● **EXERCISE GOAL**: Each line below must be set down exactly; omit any image you find.

++++++++

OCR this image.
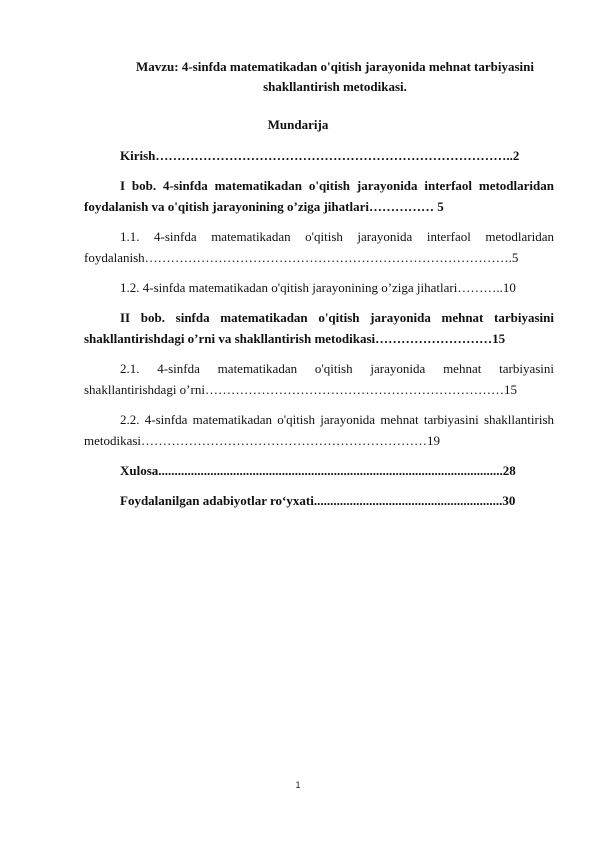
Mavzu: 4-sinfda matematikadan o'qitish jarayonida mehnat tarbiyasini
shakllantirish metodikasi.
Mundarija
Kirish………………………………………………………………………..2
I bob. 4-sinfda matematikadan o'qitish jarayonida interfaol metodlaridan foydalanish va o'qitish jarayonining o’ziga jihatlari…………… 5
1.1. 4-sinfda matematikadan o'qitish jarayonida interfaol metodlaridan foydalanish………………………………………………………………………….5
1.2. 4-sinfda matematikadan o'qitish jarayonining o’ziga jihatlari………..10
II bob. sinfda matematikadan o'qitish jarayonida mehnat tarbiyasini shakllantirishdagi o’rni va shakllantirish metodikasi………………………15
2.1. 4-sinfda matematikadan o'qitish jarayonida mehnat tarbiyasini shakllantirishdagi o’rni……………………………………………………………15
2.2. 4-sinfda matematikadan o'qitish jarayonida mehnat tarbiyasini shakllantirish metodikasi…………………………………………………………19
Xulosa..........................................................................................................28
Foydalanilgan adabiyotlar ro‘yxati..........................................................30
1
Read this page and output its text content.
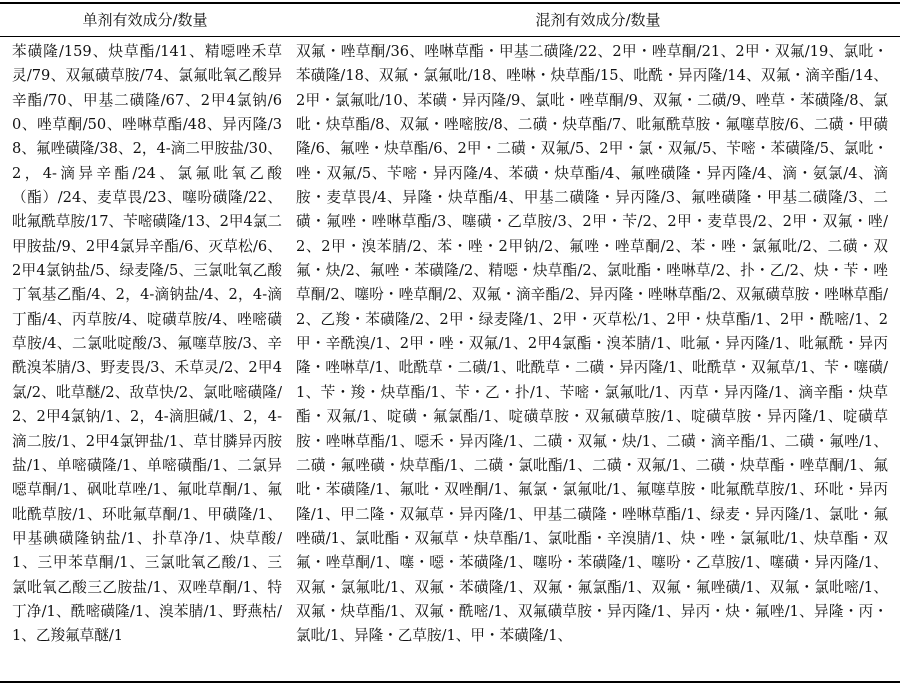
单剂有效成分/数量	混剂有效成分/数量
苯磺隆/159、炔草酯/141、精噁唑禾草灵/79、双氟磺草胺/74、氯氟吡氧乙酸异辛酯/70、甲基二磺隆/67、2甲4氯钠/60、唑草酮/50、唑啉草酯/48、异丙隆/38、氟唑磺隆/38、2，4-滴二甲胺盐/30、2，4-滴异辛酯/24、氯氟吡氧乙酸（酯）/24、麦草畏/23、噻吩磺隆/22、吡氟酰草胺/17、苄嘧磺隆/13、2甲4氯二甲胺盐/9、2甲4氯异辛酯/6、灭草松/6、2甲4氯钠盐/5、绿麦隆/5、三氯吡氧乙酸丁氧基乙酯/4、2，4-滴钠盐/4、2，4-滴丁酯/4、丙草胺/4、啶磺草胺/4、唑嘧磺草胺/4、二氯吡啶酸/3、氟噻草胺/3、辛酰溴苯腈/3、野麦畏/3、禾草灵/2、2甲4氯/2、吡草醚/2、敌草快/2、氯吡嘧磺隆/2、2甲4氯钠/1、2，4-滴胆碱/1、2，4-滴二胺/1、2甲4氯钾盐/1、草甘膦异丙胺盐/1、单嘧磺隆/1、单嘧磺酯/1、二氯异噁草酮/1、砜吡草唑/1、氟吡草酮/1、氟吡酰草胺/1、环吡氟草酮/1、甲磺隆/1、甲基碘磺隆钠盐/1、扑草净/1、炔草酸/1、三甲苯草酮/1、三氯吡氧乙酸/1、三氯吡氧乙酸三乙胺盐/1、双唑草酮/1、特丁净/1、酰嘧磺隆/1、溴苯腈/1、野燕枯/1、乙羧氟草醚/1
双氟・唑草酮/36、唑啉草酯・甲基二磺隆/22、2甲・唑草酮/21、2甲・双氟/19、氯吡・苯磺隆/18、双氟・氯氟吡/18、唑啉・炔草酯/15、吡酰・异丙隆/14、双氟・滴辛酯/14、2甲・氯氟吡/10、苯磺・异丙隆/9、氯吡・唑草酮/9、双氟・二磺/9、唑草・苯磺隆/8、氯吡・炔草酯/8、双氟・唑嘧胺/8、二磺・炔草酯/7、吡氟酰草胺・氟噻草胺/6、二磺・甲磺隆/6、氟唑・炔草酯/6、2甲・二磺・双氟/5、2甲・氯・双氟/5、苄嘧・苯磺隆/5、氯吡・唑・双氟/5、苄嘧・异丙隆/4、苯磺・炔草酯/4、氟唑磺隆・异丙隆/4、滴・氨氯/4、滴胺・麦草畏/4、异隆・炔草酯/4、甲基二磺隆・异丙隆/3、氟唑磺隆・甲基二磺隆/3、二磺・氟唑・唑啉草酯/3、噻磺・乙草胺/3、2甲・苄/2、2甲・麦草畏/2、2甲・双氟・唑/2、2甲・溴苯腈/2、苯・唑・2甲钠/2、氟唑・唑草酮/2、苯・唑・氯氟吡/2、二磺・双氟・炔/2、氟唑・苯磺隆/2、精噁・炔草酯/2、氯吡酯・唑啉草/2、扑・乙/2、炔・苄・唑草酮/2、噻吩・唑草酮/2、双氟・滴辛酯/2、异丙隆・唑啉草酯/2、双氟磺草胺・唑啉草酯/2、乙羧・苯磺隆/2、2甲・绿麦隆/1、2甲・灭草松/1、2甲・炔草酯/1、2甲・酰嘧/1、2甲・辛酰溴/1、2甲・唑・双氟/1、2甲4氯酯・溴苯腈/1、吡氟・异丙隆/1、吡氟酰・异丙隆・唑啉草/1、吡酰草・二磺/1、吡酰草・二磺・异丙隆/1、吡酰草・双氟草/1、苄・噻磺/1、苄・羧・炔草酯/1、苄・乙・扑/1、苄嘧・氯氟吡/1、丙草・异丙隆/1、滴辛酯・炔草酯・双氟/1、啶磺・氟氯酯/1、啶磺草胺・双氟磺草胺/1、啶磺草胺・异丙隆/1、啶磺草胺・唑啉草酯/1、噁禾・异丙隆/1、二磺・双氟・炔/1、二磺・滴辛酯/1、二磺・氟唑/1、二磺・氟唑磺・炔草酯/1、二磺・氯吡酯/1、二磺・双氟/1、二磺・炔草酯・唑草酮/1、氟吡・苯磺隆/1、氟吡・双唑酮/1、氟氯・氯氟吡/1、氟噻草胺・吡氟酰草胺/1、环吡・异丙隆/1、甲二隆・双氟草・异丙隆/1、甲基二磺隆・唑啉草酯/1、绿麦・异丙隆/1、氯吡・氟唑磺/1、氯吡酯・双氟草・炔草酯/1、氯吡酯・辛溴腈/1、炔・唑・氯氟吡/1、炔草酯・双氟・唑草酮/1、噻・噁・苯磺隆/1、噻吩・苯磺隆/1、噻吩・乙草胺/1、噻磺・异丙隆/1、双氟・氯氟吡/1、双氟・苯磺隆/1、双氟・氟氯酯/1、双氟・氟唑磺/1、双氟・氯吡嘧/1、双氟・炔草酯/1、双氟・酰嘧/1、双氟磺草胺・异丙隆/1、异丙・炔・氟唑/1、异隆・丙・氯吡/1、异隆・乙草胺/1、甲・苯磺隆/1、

++++++++

● **ANSWER TO THIS EXERCISE**:
OCR this image.
Mavzu: 4-sinfda matematikadan o'qitish jarayonida mehnat tarbiyasini
shakllantirish metodikasi.
Mundarija
Kirish………………………………………………………………………..2
I bob. 4-sinfda matematikadan o'qitish jarayonida interfaol metodlaridan foydalanish va o'qitish jarayonining o’ziga jihatlari…………… 5
1.1. 4-sinfda matematikadan o'qitish jarayonida interfaol metodlaridan foydalanish………………………………………………………………………….5
1.2. 4-sinfda matematikadan o'qitish jarayonining o’ziga jihatlari………..10
II bob. sinfda matematikadan o'qitish jarayonida mehnat tarbiyasini shakllantirishdagi o’rni va shakllantirish metodikasi………………………15
2.1. 4-sinfda matematikadan o'qitish jarayonida mehnat tarbiyasini shakllantirishdagi o’rni……………………………………………………………15
2.2. 4-sinfda matematikadan o'qitish jarayonida mehnat tarbiyasini shakllantirish metodikasi…………………………………………………………19
Xulosa..........................................................................................................28
Foydalanilgan adabiyotlar ro‘yxati..........................................................30
1
Read this page and output its text content.
单剂有效成分/数量	混剂有效成分/数量
苯磺隆/159、炔草酯/141、精噁唑禾草灵/79、双氟磺草胺/74、氯氟吡氧乙酸异辛酯/70、甲基二磺隆/67、2甲4氯钠/60、唑草酮/50、唑啉草酯/48、异丙隆/38、氟唑磺隆/38、2，4-滴二甲胺盐/30、2，4-滴异辛酯/24、氯氟吡氧乙酸（酯）/24、麦草畏/23、噻吩磺隆/22、吡氟酰草胺/17、苄嘧磺隆/13、2甲4氯二甲胺盐/9、2甲4氯异辛酯/6、灭草松/6、2甲4氯钠盐/5、绿麦隆/5、三氯吡氧乙酸丁氧基乙酯/4、2，4-滴钠盐/4、2，4-滴丁酯/4、丙草胺/4、啶磺草胺/4、唑嘧磺草胺/4、二氯吡啶酸/3、氟噻草胺/3、辛酰溴苯腈/3、野麦畏/3、禾草灵/2、2甲4氯/2、吡草醚/2、敌草快/2、氯吡嘧磺隆/2、2甲4氯钠/1、2，4-滴胆碱/1、2，4-滴二胺/1、2甲4氯钾盐/1、草甘膦异丙胺盐/1、单嘧磺隆/1、单嘧磺酯/1、二氯异噁草酮/1、砜吡草唑/1、氟吡草酮/1、氟吡酰草胺/1、环吡氟草酮/1、甲磺隆/1、甲基碘磺隆钠盐/1、扑草净/1、炔草酸/1、三甲苯草酮/1、三氯吡氧乙酸/1、三氯吡氧乙酸三乙胺盐/1、双唑草酮/1、特丁净/1、酰嘧磺隆/1、溴苯腈/1、野燕枯/1、乙羧氟草醚/1
双氟・唑草酮/36、唑啉草酯・甲基二磺隆/22、2甲・唑草酮/21、2甲・双氟/19、氯吡・苯磺隆/18、双氟・氯氟吡/18、唑啉・炔草酯/15、吡酰・异丙隆/14、双氟・滴辛酯/14、2甲・氯氟吡/10、苯磺・异丙隆/9、氯吡・唑草酮/9、双氟・二磺/9、唑草・苯磺隆/8、氯吡・炔草酯/8、双氟・唑嘧胺/8、二磺・炔草酯/7、吡氟酰草胺・氟噻草胺/6、二磺・甲磺隆/6、氟唑・炔草酯/6、2甲・二磺・双氟/5、2甲・氯・双氟/5、苄嘧・苯磺隆/5、氯吡・唑・双氟/5、苄嘧・异丙隆/4、苯磺・炔草酯/4、氟唑磺隆・异丙隆/4、滴・氨氯/4、滴胺・麦草畏/4、异隆・炔草酯/4、甲基二磺隆・异丙隆/3、氟唑磺隆・甲基二磺隆/3、二磺・氟唑・唑啉草酯/3、噻磺・乙草胺/3、2甲・苄/2、2甲・麦草畏/2、2甲・双氟・唑/2、2甲・溴苯腈/2、苯・唑・2甲钠/2、氟唑・唑草酮/2、苯・唑・氯氟吡/2、二磺・双氟・炔/2、氟唑・苯磺隆/2、精噁・炔草酯/2、氯吡酯・唑啉草/2、扑・乙/2、炔・苄・唑草酮/2、噻吩・唑草酮/2、双氟・滴辛酯/2、异丙隆・唑啉草酯/2、双氟磺草胺・唑啉草酯/2、乙羧・苯磺隆/2、2甲・绿麦隆/1、2甲・灭草松/1、2甲・炔草酯/1、2甲・酰嘧/1、2甲・辛酰溴/1、2甲・唑・双氟/1、2甲4氯酯・溴苯腈/1、吡氟・异丙隆/1、吡氟酰・异丙隆・唑啉草/1、吡酰草・二磺/1、吡酰草・二磺・异丙隆/1、吡酰草・双氟草/1、苄・噻磺/1、苄・羧・炔草酯/1、苄・乙・扑/1、苄嘧・氯氟吡/1、丙草・异丙隆/1、滴辛酯・炔草酯・双氟/1、啶磺・氟氯酯/1、啶磺草胺・双氟磺草胺/1、啶磺草胺・异丙隆/1、啶磺草胺・唑啉草酯/1、噁禾・异丙隆/1、二磺・双氟・炔/1、二磺・滴辛酯/1、二磺・氟唑/1、二磺・氟唑磺・炔草酯/1、二磺・氯吡酯/1、二磺・双氟/1、二磺・炔草酯・唑草酮/1、氟吡・苯磺隆/1、氟吡・双唑酮/1、氟氯・氯氟吡/1、氟噻草胺・吡氟酰草胺/1、环吡・异丙隆/1、甲二隆・双氟草・异丙隆/1、甲基二磺隆・唑啉草酯/1、绿麦・异丙隆/1、氯吡・氟唑磺/1、氯吡酯・双氟草・炔草酯/1、氯吡酯・辛溴腈/1、炔・唑・氯氟吡/1、炔草酯・双氟・唑草酮/1、噻・噁・苯磺隆/1、噻吩・苯磺隆/1、噻吩・乙草胺/1、噻磺・异丙隆/1、双氟・氯氟吡/1、双氟・苯磺隆/1、双氟・氟氯酯/1、双氟・氟唑磺/1、双氟・氯吡嘧/1、双氟・炔草酯/1、双氟・酰嘧/1、双氟磺草胺・异丙隆/1、异丙・炔・氟唑/1、异隆・丙・氯吡/1、异隆・乙草胺/1、甲・苯磺隆/1、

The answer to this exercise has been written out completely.